Segment Start: Text for analysis

A week later, I landed in Hong Kong and it was the last 24 hours of the Umbrella Movement. This was the student protest against the Beijing government to remove democracy from Hong Kong. I just decided to buy a notebook and try my hand at trying to do this for real.

Why? 

It felt really, really meaningful to see history and to see people really put themselves at risk for something. My capillaries were just bursting. It exercised something I didn’t know I needed to exercise. And since then I’ve been freelancing.

What do you like best about journalism? 

There was a long period where I wouldn’t read any news. And I stopped feeling guilty about not reading the news. Because I thought, “It’s just too much data and I don’t know what to do with it.” I think the way I’ve gotten back into news is by reading very meaningful, very narrow stories. As a reader, I tend to now almost exclusively read some 3,000-word article instead of the 500-word Teflon-like article. I don’t know where to put that in my head anymore. I pardon myself from having to know about things in the next hour. I’m okay with learning things in the next month. I tend to get around to it because some long article gets me into it.

How many years of your life do you think you’ve spent traveling? 

There was a period where I traveled and it was about a three-year period. I would get back, have post-holiday blues, and I’d start saving up to go to the next place. I’d be here for two weeks and start looking at my backpack.

How many countries have you been in?  

More than 20: The U.S., Mexico, Columbia, Argentina, England, Ireland, France, Belgium, The Netherlands, Sweden, Norway, The Czech Republic, Poland, Hungary, Turkey, United Arab Emirates, Lebanon, Israel, Egypt, China and Thailand. I’ve also visited Palestine (the West Bank).

What’s one thing you did for money to extend your travels?  

I worked at a couple of nonprofits. I was a security guard in the parking lot of the airport. There’s a term for these jobs: sinecure. (Definition: a position requiring little or no work but giving the holder status or financial benefit.) It’s the perfect job for a writer because you get paid and you have no stress after work and you have the freedom at work to read. In all cases, my bosses knew that I was reading and they were okay with it. At a homeless shelter I’d read overnight.

How many books do you read in a week?  

It depends on the week. Now I’m struggling to get through a book a week. But it used to be four for a couple of years. It’s just because I’ve gotten into watching sports.

How many hours a week do you write fiction?  

Less than one. I’m trying to set a routine. I feel guilty about writing fiction while there’s daylight. I know it sounds Victorian. The way I grew up, it’s weird to be reading something that’s pretend when there’s work to do.

What’s the prize you’ve promised the concussion team when we cross the finish line?  

Tacos. I will use my mother’s recipe. Me and mother worked together, she owns a business, she’s always been a business woman. She’s never been the kind of mother to make me cookies. She cooks very few dishes. And the only dish of hers that I like is her salsa and it’s my favorite thing in the world. I only eat chicken to put salsa on it. For her skills as a cook, it really punches above her weight class.

Anything you want our members to know about you? 

I really work hard so that a reader never feels like they are wasting their time when they’re reading sentences by us. That’s my mission. I hope to never waste your time. If you’re giving me some of your time to read, I’m grateful already. I won’t waste it.

Segment End: Text for analysis
Segment Start: Recorded data

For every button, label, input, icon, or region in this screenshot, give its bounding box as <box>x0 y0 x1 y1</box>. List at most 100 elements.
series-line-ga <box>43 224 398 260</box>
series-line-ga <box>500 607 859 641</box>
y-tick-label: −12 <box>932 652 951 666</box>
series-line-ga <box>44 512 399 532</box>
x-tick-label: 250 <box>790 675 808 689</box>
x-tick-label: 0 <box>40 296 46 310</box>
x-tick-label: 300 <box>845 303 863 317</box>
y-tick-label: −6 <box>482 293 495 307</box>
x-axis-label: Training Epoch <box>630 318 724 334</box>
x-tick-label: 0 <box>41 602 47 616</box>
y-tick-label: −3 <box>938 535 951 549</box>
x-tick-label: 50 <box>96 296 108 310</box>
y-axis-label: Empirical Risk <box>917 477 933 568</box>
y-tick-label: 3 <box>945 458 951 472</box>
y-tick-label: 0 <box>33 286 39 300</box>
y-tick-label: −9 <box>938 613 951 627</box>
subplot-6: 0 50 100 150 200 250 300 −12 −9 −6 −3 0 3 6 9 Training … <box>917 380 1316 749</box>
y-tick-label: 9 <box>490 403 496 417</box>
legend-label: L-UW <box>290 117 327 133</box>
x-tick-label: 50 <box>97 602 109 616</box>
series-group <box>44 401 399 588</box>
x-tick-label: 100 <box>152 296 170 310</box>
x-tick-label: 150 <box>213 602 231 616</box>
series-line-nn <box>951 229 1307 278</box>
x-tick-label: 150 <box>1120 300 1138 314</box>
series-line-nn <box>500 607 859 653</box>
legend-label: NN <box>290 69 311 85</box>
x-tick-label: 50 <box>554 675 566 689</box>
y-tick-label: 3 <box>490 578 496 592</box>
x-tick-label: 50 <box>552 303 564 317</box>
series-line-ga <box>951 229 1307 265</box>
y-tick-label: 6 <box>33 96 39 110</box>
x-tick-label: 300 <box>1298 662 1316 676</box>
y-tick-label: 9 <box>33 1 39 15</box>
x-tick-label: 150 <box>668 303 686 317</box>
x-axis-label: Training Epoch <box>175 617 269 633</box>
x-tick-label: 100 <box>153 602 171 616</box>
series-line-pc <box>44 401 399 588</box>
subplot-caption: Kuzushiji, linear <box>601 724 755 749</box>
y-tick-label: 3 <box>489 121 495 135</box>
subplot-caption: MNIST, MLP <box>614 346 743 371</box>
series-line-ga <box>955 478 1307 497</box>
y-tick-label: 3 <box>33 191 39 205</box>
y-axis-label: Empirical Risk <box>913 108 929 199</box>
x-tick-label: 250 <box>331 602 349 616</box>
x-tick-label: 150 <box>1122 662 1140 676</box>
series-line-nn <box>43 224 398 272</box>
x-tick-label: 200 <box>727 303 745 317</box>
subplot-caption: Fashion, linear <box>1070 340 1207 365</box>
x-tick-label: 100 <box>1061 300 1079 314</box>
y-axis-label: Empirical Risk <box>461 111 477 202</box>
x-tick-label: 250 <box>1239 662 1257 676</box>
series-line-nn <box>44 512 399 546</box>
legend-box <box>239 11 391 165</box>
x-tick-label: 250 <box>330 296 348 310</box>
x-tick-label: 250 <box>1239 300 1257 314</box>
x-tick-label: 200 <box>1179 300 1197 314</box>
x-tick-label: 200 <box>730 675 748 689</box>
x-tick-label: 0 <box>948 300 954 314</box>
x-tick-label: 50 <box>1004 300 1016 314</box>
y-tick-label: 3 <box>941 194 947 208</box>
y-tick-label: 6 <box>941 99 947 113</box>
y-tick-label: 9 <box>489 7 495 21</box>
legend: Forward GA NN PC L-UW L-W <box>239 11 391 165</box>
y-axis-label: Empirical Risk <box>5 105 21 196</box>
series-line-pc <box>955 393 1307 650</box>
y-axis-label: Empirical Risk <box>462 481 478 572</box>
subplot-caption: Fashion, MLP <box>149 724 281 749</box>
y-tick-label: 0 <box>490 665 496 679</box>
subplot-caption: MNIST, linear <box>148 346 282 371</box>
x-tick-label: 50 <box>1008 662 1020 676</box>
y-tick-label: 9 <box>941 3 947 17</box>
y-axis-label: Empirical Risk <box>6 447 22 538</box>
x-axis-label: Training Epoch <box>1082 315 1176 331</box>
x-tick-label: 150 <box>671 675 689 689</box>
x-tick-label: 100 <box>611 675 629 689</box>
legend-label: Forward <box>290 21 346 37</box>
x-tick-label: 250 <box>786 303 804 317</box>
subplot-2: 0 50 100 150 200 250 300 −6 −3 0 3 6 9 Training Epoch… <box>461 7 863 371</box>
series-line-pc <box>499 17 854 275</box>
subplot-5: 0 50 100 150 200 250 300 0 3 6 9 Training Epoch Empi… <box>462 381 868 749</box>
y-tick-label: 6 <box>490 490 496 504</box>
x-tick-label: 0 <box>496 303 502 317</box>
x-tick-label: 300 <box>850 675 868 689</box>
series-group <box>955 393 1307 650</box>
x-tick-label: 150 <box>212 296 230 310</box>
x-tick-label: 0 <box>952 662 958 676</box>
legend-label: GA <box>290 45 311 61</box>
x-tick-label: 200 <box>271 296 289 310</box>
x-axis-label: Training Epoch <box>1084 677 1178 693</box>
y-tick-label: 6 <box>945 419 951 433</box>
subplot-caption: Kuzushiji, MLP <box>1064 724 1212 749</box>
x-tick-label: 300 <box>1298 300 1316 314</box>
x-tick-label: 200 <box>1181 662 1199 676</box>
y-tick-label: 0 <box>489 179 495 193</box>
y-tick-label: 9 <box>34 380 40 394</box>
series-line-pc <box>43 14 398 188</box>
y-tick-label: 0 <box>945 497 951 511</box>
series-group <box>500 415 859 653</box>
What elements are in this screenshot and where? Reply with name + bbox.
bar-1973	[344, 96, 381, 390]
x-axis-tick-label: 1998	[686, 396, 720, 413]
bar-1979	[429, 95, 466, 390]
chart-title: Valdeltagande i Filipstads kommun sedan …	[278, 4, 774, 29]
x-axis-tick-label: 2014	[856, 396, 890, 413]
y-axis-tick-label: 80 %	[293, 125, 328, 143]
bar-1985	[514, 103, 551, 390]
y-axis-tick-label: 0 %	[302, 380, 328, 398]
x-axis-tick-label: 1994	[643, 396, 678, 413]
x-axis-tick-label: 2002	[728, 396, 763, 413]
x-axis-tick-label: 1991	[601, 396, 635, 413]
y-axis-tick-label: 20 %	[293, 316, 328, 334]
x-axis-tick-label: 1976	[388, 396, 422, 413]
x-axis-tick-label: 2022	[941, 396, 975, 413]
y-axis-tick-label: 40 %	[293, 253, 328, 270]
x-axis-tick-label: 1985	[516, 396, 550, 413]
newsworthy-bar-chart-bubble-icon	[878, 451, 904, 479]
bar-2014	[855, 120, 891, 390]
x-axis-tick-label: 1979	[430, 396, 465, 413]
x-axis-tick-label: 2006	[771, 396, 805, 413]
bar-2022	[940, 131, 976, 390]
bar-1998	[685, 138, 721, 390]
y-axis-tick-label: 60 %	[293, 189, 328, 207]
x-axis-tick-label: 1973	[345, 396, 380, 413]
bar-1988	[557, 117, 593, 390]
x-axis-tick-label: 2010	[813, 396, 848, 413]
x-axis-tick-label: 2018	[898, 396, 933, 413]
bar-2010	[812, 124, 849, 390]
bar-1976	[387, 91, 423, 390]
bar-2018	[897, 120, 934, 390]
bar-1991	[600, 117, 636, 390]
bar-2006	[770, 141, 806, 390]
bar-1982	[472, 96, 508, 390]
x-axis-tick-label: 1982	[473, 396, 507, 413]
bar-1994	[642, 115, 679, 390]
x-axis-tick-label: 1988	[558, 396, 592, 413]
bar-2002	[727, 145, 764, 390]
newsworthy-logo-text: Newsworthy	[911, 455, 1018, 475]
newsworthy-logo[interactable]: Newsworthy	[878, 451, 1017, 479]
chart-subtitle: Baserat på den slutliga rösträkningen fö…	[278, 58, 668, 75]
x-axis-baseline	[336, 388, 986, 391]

Segment End: Recorded data

▸ Problem
Can you write out the interview from "What’s the prize" to "her weight class." again, switching "salsa" to "guacamole"? Use only the interview to respond.

▸ Solved exercise
What’s the prize you’ve promised the concussion team when we cross the finish line?  

Tacos. I will use my mother’s recipe. Me and mother worked together, she owns a business, she’s always been a business woman. She’s never been the kind of mother to make me cookies. She cooks very few dishes. And the only dish of hers that I like is her guacamole and it’s my favorite thing in the world. I only eat chicken to put guacamole on it. For her skills as a cook, it really punches above her weight class.